### WHAT TO WORK ON:
Find each line with the string "document" and copy it.
═════ AVAILABLE DATA ═════
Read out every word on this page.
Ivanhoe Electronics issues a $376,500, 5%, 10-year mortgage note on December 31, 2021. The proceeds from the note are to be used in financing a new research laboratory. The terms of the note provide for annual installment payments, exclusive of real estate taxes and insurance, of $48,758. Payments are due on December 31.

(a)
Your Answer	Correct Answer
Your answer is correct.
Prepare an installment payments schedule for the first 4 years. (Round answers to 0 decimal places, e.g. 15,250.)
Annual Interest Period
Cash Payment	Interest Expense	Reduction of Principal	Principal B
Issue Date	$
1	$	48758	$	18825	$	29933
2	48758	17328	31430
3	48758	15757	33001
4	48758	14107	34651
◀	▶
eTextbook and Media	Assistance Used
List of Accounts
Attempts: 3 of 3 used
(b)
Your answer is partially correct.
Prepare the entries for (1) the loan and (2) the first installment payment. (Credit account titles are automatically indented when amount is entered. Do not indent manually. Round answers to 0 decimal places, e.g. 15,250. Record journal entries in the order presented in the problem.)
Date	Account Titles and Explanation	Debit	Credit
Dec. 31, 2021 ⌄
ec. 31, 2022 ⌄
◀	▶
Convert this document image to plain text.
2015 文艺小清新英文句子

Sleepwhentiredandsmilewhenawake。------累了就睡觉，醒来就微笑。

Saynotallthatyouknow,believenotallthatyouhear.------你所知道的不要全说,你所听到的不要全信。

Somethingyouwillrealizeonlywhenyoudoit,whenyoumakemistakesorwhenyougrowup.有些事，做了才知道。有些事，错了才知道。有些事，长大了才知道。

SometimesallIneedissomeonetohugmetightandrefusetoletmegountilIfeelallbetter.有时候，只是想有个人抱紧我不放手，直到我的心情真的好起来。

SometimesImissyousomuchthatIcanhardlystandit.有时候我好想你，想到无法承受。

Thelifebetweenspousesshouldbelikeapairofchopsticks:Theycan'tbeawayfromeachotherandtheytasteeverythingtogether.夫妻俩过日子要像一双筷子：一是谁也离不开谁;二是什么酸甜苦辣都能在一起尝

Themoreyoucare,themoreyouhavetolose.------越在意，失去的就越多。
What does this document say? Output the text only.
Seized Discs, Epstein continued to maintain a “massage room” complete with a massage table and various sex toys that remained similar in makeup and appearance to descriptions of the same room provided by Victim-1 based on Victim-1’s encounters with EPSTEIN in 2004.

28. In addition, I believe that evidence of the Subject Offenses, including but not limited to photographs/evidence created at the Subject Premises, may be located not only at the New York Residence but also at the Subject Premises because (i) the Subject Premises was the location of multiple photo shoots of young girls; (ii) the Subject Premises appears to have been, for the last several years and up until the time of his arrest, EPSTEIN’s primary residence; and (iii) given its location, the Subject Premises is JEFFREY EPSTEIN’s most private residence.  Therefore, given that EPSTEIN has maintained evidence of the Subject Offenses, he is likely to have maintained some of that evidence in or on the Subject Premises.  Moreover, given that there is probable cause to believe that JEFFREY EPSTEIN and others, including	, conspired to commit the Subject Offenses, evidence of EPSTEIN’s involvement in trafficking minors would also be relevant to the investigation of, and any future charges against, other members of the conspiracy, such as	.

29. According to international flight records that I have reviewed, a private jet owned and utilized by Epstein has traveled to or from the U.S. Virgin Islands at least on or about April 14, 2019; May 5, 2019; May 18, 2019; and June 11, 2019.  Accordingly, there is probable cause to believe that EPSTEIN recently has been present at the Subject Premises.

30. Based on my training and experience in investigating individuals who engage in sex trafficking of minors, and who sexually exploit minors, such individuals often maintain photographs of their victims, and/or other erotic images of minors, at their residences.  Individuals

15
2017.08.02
═════
### SOLUTION TO THIS PROBLEM:
Convert this document image to plain text.
What does this document say? Output the text only.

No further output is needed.